:: WORK REQUIRED ::
Look through the listing below and work out how many of its lines hold the word "September". Give only the number.

:: Stored data entries ::
↓
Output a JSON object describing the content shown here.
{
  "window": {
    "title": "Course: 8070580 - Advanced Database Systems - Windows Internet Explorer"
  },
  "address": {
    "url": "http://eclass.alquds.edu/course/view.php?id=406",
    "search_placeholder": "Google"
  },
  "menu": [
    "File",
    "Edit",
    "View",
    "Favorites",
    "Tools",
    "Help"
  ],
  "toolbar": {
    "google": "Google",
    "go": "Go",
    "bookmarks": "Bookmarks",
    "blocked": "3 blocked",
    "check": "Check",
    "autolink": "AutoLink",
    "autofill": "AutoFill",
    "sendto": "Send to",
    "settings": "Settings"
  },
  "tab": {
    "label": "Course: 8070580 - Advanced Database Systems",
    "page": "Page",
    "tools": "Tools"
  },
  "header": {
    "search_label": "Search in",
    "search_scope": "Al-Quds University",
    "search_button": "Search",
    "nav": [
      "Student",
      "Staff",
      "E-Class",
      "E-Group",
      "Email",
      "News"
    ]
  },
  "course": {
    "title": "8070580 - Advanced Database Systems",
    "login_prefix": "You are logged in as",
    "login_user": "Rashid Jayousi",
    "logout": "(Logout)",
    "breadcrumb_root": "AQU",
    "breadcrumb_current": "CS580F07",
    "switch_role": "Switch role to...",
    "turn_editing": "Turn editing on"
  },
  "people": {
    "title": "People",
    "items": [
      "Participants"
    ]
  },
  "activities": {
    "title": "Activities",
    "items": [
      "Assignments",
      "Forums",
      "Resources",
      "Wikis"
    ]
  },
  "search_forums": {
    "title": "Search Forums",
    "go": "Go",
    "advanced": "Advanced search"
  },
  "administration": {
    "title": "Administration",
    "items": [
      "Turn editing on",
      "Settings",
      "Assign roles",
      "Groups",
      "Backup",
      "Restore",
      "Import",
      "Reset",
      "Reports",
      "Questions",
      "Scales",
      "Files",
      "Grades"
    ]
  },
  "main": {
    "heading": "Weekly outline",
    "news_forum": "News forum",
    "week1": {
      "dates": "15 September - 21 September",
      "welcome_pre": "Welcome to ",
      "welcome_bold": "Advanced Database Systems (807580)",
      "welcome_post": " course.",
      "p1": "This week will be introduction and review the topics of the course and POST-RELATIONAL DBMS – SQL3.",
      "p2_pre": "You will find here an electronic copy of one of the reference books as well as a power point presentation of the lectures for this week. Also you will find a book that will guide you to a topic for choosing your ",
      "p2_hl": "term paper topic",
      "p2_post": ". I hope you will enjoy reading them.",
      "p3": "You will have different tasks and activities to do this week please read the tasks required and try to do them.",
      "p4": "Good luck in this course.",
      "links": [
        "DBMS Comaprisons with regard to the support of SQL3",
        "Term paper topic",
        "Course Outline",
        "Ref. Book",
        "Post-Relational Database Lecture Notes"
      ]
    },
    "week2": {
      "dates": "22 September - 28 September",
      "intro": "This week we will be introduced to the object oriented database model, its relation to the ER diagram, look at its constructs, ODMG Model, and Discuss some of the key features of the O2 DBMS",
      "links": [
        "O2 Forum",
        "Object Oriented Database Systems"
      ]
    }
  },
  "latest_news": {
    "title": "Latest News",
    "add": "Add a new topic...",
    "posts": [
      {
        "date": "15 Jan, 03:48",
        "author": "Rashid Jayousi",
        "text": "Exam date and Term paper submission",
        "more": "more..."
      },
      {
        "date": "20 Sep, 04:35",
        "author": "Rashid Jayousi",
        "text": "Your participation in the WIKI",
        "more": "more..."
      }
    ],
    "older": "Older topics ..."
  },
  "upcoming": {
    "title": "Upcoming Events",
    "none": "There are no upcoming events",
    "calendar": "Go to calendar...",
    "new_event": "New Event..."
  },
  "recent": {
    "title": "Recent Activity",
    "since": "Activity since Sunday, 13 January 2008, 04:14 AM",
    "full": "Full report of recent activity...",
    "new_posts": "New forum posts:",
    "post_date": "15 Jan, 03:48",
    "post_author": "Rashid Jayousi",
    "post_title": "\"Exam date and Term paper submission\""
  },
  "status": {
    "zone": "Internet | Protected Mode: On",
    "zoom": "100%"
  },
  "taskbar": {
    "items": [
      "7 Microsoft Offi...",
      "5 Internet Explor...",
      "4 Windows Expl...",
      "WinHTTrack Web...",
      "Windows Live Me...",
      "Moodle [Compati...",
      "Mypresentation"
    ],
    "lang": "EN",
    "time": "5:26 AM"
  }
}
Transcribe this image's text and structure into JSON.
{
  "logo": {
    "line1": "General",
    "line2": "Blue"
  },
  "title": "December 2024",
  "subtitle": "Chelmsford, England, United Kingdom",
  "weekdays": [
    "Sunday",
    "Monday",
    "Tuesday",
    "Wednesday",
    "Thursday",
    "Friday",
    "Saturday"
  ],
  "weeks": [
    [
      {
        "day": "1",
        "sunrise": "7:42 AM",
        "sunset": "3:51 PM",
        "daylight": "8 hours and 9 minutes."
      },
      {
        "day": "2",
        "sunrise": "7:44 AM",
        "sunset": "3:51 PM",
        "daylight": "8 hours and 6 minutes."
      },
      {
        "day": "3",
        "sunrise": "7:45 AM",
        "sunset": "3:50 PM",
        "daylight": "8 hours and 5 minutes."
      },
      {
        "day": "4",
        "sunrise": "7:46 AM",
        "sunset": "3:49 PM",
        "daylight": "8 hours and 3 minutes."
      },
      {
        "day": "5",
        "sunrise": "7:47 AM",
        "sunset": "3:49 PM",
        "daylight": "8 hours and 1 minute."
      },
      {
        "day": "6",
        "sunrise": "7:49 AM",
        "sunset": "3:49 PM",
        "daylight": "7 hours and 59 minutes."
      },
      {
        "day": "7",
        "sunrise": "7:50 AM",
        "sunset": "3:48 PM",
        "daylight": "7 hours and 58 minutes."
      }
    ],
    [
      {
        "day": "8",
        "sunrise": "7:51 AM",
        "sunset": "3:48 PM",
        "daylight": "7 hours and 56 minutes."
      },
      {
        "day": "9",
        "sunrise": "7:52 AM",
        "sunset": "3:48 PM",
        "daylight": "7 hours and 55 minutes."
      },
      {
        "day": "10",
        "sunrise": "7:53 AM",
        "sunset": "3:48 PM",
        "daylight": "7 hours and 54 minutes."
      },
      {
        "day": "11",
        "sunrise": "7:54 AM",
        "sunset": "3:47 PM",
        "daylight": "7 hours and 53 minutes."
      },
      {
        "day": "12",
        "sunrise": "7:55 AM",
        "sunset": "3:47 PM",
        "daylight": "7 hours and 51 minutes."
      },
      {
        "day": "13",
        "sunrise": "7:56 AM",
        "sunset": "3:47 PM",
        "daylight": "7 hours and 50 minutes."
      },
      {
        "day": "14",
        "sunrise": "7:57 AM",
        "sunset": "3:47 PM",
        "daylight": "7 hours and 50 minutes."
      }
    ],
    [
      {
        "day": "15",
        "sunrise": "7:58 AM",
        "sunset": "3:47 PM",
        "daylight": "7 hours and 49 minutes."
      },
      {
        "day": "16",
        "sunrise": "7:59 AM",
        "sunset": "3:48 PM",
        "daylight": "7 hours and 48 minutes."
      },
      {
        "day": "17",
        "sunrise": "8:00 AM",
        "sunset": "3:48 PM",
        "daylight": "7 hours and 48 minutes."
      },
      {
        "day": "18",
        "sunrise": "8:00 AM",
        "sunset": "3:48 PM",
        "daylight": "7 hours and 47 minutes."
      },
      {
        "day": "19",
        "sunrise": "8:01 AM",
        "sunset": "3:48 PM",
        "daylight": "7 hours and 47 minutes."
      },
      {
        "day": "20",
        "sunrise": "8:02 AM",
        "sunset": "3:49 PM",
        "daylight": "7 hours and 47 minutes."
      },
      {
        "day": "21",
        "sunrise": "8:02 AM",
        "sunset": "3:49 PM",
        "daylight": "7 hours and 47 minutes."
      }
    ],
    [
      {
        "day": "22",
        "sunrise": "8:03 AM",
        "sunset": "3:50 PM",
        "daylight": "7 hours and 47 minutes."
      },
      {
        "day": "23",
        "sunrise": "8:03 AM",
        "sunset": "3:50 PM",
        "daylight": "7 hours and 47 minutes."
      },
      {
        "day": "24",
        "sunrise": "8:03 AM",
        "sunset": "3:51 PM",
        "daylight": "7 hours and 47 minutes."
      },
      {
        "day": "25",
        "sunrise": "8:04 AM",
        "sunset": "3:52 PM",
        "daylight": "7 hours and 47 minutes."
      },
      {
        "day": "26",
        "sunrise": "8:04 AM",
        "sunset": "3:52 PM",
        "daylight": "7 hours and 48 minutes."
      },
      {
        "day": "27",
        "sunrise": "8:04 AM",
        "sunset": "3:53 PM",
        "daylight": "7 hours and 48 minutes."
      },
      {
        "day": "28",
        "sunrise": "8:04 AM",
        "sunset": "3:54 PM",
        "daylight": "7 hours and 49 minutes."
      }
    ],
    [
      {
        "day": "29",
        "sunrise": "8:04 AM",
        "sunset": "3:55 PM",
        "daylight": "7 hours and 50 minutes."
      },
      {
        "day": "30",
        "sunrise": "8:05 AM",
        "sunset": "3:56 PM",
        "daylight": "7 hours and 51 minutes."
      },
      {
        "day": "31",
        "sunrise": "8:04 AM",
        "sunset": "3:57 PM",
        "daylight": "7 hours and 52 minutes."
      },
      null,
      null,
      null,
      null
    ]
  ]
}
↑
:: WRITTEN ANSWER ::
2